[Records that describe figures]
>> begin
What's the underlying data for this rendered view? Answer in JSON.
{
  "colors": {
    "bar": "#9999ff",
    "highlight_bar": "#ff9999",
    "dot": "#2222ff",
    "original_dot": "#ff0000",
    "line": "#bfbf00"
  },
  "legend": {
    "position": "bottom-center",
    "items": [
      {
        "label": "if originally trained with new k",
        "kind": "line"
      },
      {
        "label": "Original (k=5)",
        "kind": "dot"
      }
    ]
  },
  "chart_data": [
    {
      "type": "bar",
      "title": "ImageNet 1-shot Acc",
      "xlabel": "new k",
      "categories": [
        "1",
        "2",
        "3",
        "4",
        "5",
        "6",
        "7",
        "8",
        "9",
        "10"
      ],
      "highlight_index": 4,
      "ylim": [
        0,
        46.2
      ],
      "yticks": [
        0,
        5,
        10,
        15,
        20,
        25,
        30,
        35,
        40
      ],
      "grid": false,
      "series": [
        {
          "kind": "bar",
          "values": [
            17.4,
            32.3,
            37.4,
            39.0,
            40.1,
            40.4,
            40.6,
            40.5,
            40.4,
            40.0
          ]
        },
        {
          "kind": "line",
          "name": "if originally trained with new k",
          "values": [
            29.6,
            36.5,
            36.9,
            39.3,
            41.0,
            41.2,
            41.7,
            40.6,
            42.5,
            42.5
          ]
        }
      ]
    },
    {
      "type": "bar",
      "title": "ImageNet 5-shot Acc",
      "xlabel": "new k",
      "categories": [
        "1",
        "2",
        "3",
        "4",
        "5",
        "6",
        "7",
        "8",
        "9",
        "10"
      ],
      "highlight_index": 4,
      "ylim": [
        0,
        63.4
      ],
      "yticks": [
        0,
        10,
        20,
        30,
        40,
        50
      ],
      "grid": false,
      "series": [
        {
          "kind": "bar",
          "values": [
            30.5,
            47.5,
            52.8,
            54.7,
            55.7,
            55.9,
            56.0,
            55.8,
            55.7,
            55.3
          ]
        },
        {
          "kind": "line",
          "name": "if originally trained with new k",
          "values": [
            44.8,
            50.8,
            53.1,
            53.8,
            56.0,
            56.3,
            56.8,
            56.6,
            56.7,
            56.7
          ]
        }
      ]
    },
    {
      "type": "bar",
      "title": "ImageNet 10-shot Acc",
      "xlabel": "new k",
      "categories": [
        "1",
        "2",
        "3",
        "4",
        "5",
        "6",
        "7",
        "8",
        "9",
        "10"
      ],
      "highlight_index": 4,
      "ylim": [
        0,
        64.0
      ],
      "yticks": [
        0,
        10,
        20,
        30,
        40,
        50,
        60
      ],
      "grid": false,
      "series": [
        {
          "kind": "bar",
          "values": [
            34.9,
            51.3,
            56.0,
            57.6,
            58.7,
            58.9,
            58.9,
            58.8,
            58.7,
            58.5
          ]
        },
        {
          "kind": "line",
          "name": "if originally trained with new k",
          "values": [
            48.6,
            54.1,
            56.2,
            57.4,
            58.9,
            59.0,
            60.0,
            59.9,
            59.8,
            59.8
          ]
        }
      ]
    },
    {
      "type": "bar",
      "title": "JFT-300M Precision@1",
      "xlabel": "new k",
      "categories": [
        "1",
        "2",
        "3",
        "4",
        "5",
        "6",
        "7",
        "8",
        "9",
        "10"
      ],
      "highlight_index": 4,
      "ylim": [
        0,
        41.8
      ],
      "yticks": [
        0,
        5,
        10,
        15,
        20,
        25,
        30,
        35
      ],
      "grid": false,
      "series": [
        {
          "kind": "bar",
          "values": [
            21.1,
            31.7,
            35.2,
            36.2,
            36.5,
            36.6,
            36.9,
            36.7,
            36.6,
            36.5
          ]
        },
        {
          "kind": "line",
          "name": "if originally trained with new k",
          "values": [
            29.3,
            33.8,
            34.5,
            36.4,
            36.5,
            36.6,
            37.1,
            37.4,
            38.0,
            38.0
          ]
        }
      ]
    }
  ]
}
>> end
* [YOUR OBJECTIVE] Your task is to repeat the data exactly; please include every line.

* [OUTPUT FOR THIS EXERCISE]
What's the underlying data for this rendered view? Answer in JSON.
{
  "colors": {
    "bar": "#9999ff",
    "highlight_bar": "#ff9999",
    "dot": "#2222ff",
    "original_dot": "#ff0000",
    "line": "#bfbf00"
  },
  "legend": {
    "position": "bottom-center",
    "items": [
      {
        "label": "if originally trained with new k",
        "kind": "line"
      },
      {
        "label": "Original (k=5)",
        "kind": "dot"
      }
    ]
  },
  "chart_data": [
    {
      "type": "bar",
      "title": "ImageNet 1-shot Acc",
      "xlabel": "new k",
      "categories": [
        "1",
        "2",
        "3",
        "4",
        "5",
        "6",
        "7",
        "8",
        "9",
        "10"
      ],
      "highlight_index": 4,
      "ylim": [
        0,
        46.2
      ],
      "yticks": [
        0,
        5,
        10,
        15,
        20,
        25,
        30,
        35,
        40
      ],
      "grid": false,
      "series": [
        {
          "kind": "bar",
          "values": [
            17.4,
            32.3,
            37.4,
            39.0,
            40.1,
            40.4,
            40.6,
            40.5,
            40.4,
            40.0
          ]
        },
        {
          "kind": "line",
          "name": "if originally trained with new k",
          "values": [
            29.6,
            36.5,
            36.9,
            39.3,
            41.0,
            41.2,
            41.7,
            40.6,
            42.5,
            42.5
          ]
        }
      ]
    },
    {
      "type": "bar",
      "title": "ImageNet 5-shot Acc",
      "xlabel": "new k",
      "categories": [
        "1",
        "2",
        "3",
        "4",
        "5",
        "6",
        "7",
        "8",
        "9",
        "10"
      ],
      "highlight_index": 4,
      "ylim": [
        0,
        63.4
      ],
      "yticks": [
        0,
        10,
        20,
        30,
        40,
        50
      ],
      "grid": false,
      "series": [
        {
          "kind": "bar",
          "values": [
            30.5,
            47.5,
            52.8,
            54.7,
            55.7,
            55.9,
            56.0,
            55.8,
            55.7,
            55.3
          ]
        },
        {
          "kind": "line",
          "name": "if originally trained with new k",
          "values": [
            44.8,
            50.8,
            53.1,
            53.8,
            56.0,
            56.3,
            56.8,
            56.6,
            56.7,
            56.7
          ]
        }
      ]
    },
    {
      "type": "bar",
      "title": "ImageNet 10-shot Acc",
      "xlabel": "new k",
      "categories": [
        "1",
        "2",
        "3",
        "4",
        "5",
        "6",
        "7",
        "8",
        "9",
        "10"
      ],
      "highlight_index": 4,
      "ylim": [
        0,
        64.0
      ],
      "yticks": [
        0,
        10,
        20,
        30,
        40,
        50,
        60
      ],
      "grid": false,
      "series": [
        {
          "kind": "bar",
          "values": [
            34.9,
            51.3,
            56.0,
            57.6,
            58.7,
            58.9,
            58.9,
            58.8,
            58.7,
            58.5
          ]
        },
        {
          "kind": "line",
          "name": "if originally trained with new k",
          "values": [
            48.6,
            54.1,
            56.2,
            57.4,
            58.9,
            59.0,
            60.0,
            59.9,
            59.8,
            59.8
          ]
        }
      ]
    },
    {
      "type": "bar",
      "title": "JFT-300M Precision@1",
      "xlabel": "new k",
      "categories": [
        "1",
        "2",
        "3",
        "4",
        "5",
        "6",
        "7",
        "8",
        "9",
        "10"
      ],
      "highlight_index": 4,
      "ylim": [
        0,
        41.8
      ],
      "yticks": [
        0,
        5,
        10,
        15,
        20,
        25,
        30,
        35
      ],
      "grid": false,
      "series": [
        {
          "kind": "bar",
          "values": [
            21.1,
            31.7,
            35.2,
            36.2,
            36.5,
            36.6,
            36.9,
            36.7,
            36.6,
            36.5
          ]
        },
        {
          "kind": "line",
          "name": "if originally trained with new k",
          "values": [
            29.3,
            33.8,
            34.5,
            36.4,
            36.5,
            36.6,
            37.1,
            37.4,
            38.0,
            38.0
          ]
        }
      ]
    }
  ]
}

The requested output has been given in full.